INSTRUCTIONS TO FOLLOW: Scan the material and copy every line in which "någon" appears.

*** Opening of DATA PROVIDED ***

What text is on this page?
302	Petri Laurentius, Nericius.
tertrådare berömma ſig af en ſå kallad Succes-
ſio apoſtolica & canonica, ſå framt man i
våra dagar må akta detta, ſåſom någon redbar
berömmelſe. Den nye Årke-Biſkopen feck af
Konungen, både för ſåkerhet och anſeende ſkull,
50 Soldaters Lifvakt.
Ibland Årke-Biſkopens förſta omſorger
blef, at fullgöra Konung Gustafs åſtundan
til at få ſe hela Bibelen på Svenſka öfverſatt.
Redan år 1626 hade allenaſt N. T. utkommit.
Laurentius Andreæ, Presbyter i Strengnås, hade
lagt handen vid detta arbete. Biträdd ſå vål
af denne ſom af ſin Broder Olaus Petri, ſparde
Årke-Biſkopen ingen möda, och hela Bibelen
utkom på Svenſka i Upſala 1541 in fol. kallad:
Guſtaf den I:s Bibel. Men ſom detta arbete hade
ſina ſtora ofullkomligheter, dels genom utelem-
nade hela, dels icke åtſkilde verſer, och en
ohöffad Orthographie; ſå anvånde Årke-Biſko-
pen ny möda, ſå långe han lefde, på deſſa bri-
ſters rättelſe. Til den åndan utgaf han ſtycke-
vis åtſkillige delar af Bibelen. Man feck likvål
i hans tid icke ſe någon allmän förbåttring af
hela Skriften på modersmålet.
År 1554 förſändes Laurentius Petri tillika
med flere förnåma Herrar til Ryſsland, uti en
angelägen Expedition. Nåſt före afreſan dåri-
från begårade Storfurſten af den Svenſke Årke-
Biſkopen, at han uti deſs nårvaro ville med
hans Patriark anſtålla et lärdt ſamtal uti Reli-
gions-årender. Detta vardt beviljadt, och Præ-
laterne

*** Close of DATA PROVIDED ***

RESPONSE AREA:
våra dagar må akta detta, ſåſom någon redbar
i hans tid icke ſe någon allmän förbåttring af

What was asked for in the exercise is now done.